(Goal)
Retype the stretch of entries below from the very first line through the line containing "symbol2-point [321,236,331,246]", copying both ends and everything between without any change.

(Entries provided)
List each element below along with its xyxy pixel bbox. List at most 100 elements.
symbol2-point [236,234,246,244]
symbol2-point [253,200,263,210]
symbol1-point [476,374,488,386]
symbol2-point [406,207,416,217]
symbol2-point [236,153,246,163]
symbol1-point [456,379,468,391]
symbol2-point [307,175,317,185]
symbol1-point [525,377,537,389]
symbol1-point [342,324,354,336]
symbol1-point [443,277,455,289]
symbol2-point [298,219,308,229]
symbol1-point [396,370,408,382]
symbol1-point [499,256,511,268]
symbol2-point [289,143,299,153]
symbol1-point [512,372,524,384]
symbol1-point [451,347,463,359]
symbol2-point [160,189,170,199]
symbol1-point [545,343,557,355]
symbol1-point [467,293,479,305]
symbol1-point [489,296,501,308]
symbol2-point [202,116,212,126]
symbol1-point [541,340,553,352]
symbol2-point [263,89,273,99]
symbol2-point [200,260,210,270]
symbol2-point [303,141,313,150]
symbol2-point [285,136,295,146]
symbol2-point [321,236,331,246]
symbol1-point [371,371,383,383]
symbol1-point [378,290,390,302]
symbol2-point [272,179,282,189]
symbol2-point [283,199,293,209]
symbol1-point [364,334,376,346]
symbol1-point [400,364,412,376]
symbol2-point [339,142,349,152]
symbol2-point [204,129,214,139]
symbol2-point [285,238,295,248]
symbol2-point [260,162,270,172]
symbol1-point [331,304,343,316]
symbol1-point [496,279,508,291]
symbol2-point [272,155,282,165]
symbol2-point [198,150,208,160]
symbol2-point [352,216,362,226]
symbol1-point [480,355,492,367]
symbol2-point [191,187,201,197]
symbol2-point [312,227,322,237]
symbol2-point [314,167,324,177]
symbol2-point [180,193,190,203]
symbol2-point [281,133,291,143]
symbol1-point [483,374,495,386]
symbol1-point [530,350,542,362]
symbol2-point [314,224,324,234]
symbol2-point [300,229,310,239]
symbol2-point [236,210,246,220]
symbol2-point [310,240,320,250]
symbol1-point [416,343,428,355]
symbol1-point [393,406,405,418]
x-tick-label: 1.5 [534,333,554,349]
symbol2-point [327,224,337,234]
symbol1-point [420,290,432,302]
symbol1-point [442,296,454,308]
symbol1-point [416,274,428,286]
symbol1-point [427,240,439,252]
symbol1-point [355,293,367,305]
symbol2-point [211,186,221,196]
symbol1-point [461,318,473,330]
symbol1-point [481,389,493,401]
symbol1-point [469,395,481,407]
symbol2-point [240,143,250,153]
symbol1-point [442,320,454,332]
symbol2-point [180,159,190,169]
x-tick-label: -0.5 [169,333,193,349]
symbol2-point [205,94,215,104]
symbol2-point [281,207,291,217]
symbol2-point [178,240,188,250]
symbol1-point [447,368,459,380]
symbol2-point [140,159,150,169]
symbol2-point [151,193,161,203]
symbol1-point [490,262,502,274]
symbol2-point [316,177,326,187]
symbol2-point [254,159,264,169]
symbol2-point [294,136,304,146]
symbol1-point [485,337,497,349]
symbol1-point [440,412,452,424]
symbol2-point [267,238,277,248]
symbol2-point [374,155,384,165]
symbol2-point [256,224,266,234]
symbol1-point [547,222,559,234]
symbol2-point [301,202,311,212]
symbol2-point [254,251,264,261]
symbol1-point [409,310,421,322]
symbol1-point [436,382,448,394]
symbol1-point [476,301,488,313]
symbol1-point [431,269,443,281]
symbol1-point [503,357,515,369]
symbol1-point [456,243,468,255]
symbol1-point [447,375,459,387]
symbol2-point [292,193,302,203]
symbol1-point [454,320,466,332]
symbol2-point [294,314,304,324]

(Response to the task)
List each element below along with its xyxy pixel bbox. List at most 100 elements.
symbol2-point [236,234,246,244]
symbol2-point [253,200,263,210]
symbol1-point [476,374,488,386]
symbol2-point [406,207,416,217]
symbol2-point [236,153,246,163]
symbol1-point [456,379,468,391]
symbol2-point [307,175,317,185]
symbol1-point [525,377,537,389]
symbol1-point [342,324,354,336]
symbol1-point [443,277,455,289]
symbol2-point [298,219,308,229]
symbol1-point [396,370,408,382]
symbol1-point [499,256,511,268]
symbol2-point [289,143,299,153]
symbol1-point [512,372,524,384]
symbol1-point [451,347,463,359]
symbol2-point [160,189,170,199]
symbol1-point [545,343,557,355]
symbol1-point [467,293,479,305]
symbol1-point [489,296,501,308]
symbol2-point [202,116,212,126]
symbol1-point [541,340,553,352]
symbol2-point [263,89,273,99]
symbol2-point [200,260,210,270]
symbol2-point [303,141,313,150]
symbol2-point [285,136,295,146]
symbol2-point [321,236,331,246]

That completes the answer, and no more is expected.